═════ Records for the task ═════

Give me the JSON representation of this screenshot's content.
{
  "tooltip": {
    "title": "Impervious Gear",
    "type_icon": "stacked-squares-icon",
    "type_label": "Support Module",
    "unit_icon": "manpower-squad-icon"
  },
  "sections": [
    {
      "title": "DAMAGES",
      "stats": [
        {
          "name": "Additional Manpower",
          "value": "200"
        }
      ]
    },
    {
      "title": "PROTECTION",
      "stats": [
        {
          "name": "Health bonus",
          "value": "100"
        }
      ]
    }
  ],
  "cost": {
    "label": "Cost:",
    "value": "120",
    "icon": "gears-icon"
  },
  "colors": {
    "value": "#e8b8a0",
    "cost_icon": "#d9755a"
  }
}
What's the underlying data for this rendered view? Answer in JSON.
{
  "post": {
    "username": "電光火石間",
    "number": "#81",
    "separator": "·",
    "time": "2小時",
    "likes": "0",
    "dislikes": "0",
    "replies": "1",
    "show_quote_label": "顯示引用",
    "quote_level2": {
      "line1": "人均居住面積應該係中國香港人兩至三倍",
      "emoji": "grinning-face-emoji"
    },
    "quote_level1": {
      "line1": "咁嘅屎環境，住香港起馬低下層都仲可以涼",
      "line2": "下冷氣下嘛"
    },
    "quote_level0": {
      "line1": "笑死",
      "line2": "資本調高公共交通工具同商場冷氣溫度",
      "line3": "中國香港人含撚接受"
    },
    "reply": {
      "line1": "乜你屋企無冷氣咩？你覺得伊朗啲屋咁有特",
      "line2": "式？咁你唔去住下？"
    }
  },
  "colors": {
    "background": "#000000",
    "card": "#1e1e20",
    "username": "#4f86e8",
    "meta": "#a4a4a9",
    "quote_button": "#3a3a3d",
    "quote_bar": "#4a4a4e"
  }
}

═════
═════ Records for the task ═════

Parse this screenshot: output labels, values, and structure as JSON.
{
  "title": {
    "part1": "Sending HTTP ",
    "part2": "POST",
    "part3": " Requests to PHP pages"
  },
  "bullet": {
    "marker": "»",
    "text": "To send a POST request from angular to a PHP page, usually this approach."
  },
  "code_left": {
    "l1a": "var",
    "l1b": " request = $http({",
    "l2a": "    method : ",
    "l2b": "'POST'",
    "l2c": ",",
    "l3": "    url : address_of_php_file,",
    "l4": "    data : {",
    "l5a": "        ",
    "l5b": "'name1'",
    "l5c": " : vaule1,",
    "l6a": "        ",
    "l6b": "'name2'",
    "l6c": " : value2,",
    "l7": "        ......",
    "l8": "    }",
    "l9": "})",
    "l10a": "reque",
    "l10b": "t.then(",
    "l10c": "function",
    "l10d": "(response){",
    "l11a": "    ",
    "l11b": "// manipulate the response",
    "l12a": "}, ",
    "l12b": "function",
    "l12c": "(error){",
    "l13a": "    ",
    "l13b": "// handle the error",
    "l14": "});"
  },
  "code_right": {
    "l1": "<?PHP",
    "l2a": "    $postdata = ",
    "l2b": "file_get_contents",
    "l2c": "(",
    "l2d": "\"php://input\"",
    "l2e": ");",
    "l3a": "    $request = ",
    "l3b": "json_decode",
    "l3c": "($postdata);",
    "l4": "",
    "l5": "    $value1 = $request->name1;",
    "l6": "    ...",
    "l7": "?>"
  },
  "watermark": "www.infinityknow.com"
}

═════

Instruction:
Find the lines containing "this" and list every one of them.

Task solution:
Give me the JSON representation of this screenshot's content.
What's the underlying data for this rendered view? Answer in JSON.
Parse this screenshot: output labels, values, and structure as JSON.
    "text": "To send a POST request from angular to a PHP page, usually this approach."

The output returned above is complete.